_Input material:_
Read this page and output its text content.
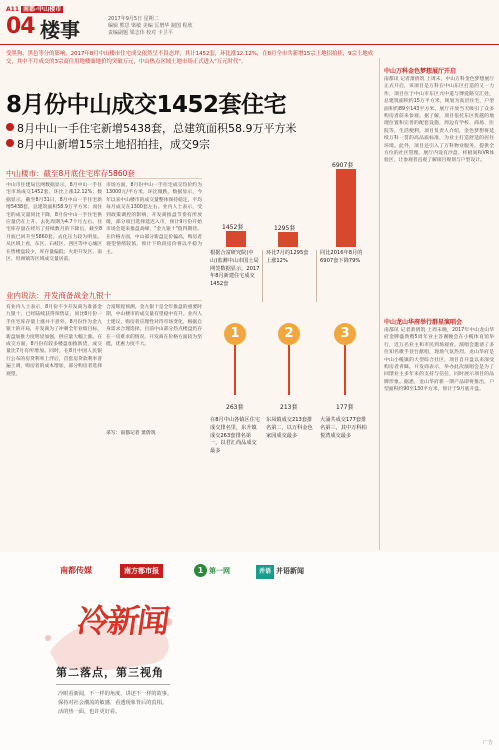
A11 南都·中山楼市
04 楼事	2017年9月5日 星期二
编辑 熊思 梁敏 美编 匡增华 制图 程欣
责编副题 梁志伟 校对 卡卫平
受黑狗、黑色等分的影响，2017年8月中山楼市住宅成交依然呈不畏态坪，其计1452套，环比涨12.12%，在8月全市共新增15宗土地招拍挂，9宗土地成交，其中不月成交的3宗商住用地楼面地价均突破万元，中山热点区域土地市场正式进入"万元时代"。
8月份中山成交1452套住宅
8月中山一手住宅新增5438套，总建筑面积58.9万平方米
8月中山新增15宗土地招拍挂，成交9宗
中山楼市：截至8月底住宅库存5860套
中山市住建局官网数据显示，8月中山一手住宅市场成交1452套，环比上涨12.12%；数据显示，截至8月31日，8月中山一手住宅新增5438套，总建筑面积58.9万平方米；而住宅的成交量同比下降，8月份中山一手住宅供应量仍在上升，去化周期为4.7个月左右。住宅库存量在经历了持续数月的下降后，截至8月底已回升至5860套，去化压力较为明显。从区域上看，东区、石岐区、西区等中心城区在售楼盘较少，库存量偏低；火炬开发区、南区、坦洲镇等区域成交量居前。
市场方面，8月份中山一手住宅成交均价约为13000元/平方米，环比微跌。数据显示，今年以来中山楼市的成交量整体保持稳定，平均每月成交在1300套左右。业内人士表示，受到政策调控的影响，开发商推盘节奏有所放缓，部分项目选择延迟入市，预计9月份开始市场会迎来推盘高峰，"金九银十"值得期待。在价格方面，中山部分新盘定价偏高，购房者观望情绪较浓，预计下阶段房价将以平稳为主。
业内说法：开发商备战金九银十
有业内人士表示，8月份不少开发商为准备金九银十，已经陆续获得预售证，同比8月份一手住宅库存量上涨并不意外。8月份作为金九银十的开局，开发商为了冲刺全年业绩目标，新盘加推力度明显加强，供应量大幅上涨。在成交方面，8月份有较多楼盘加推新货，成交量比7月有所增加。同时，在8月中国人民银行公布的房贷利率上浮后，首套房贷款利率普遍上调，购房者的成本增加，部分购房者选择观望。
合富辉煌预测，金九银十是全年推盘的重要时期，中山楼市的成交量有望稳中有升。业内人士建议，购房者应理性对待市场变化，根据自身需求合理选择。目前中山部分热点楼盘仍存在一房难求的情况，开发商在价格方面较为坚挺，优惠力度不大。
采写：南都记者 萧倩筑
1452套	1295套
6907套
根据合富研究院(中山)监测中山市国土局网签数据显示，2017年8月新建住宅成交1452套
环比7月的1295套上涨12%
同比2016年8月的6907套下降79%
1
263套
2
213套
3
177套
在8月中山各镇区住宅成交排名里，东升镇成交263套排名第一，以君汇尚品成交最多
东凤镇成交213套排名第二，以万科金色家园成交最多
大涌共成交177套排名第三，其中万科柏悦湾成交最多
中山万科金色梦想展厅开启
南都讯 记者萧倩筑 上周末，中山万科金色梦想展厅正式开启，该项目是万科在中山东区打造的又一力作，项目位于中山市东区兴中道与博爱路交汇处，总建筑面积约15万平方米，规划为高层住宅，户型面积约89至143平方米。展厅开放当天吸引了众多购房者前来参观。据了解，项目依托东区优越的地理位置和完善的配套设施，周边有学校、商场、医院等，生活便利。项目负责人介绍，金色梦想将延续万科一贯的高品质标准，为业主打造舒适的居住环境。此外，项目还引入了万科物业服务，提供全方位的社区管理。展厅内设有沙盘、样板间和VR体验区，让参观者直观了解项目规划与户型设计。
中山龙山华府举行群星演唱会
南都讯 记者萧倩筑 上周末晚，2017年中山龙山华府金牌盛典暨5周年业主答谢晚会在小榄体育馆举行，近万名业主和市民到场观看。演唱会邀请了多位知名歌手登台献唱，现场气氛热烈。龙山华府是中山小榄镇的大型综合社区，项目自开盘以来深受购房者青睐。开发商表示，举办此次演唱会是为了回馈业主多年来的支持与信任，同时展示项目的品牌形象。据悉，龙山华府新一期产品即将推出，户型面积约90至130平方米，预计于9月底开盘。
南都传媒	南方都市报	1 第一网	并语 并语新闻
冷新闻
第二落点，第三视角
冷眼看新闻，不一样的角度，讲述不一样的故事。
保持对社会潮流的敏感，看透现象背后的真相。
活的热一面，也许更好看。
广告
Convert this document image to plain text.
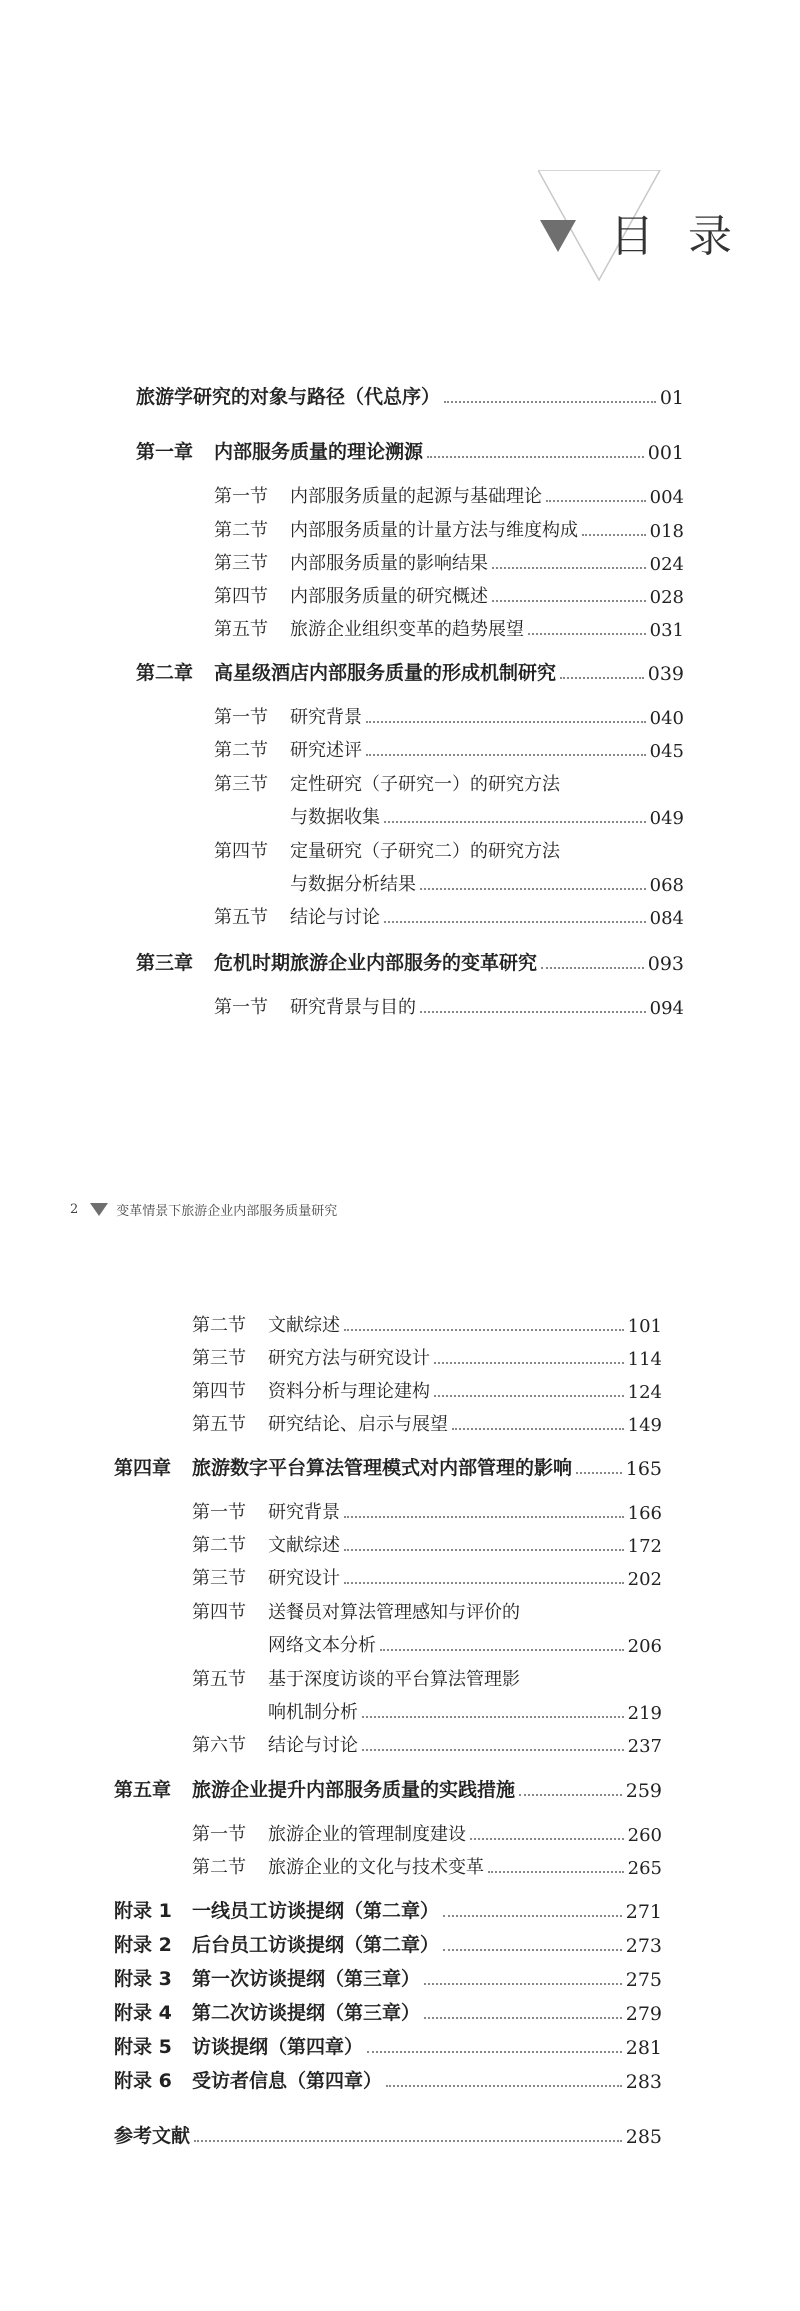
目 录
旅游学研究的对象与路径（代总序）	01
第一章	内部服务质量的理论溯源	001
第一节	内部服务质量的起源与基础理论	004
第二节	内部服务质量的计量方法与维度构成	018
第三节	内部服务质量的影响结果	024
第四节	内部服务质量的研究概述	028
第五节	旅游企业组织变革的趋势展望	031
第二章	高星级酒店内部服务质量的形成机制研究	039
第一节	研究背景	040
第二节	研究述评	045
第三节 定性研究（子研究一）的研究方法
与数据收集	049
第四节 定量研究（子研究二）的研究方法
与数据分析结果	068
第五节	结论与讨论	084
第三章	危机时期旅游企业内部服务的变革研究	093
第一节	研究背景与目的	094
2	变革情景下旅游企业内部服务质量研究
第二节	文献综述	101
第三节	研究方法与研究设计	114
第四节	资料分析与理论建构	124
第五节	研究结论、启示与展望	149
第四章	旅游数字平台算法管理模式对内部管理的影响	165
第一节	研究背景	166
第二节	文献综述	172
第三节	研究设计	202
第四节 送餐员对算法管理感知与评价的
网络文本分析	206
第五节 基于深度访谈的平台算法管理影
响机制分析	219
第六节	结论与讨论	237
第五章	旅游企业提升内部服务质量的实践措施	259
第一节	旅游企业的管理制度建设	260
第二节	旅游企业的文化与技术变革	265
附录 1	一线员工访谈提纲（第二章）	271
附录 2	后台员工访谈提纲（第二章）	273
附录 3	第一次访谈提纲（第三章）	275
附录 4	第二次访谈提纲（第三章）	279
附录 5	访谈提纲（第四章）	281
附录 6	受访者信息（第四章）	283
参考文献	285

_Exercise aim:_ Go through the listing above and pull out each line containing the word "this".

_Correct result:_
Read this page and output its text content.
Convert this document image to plain text.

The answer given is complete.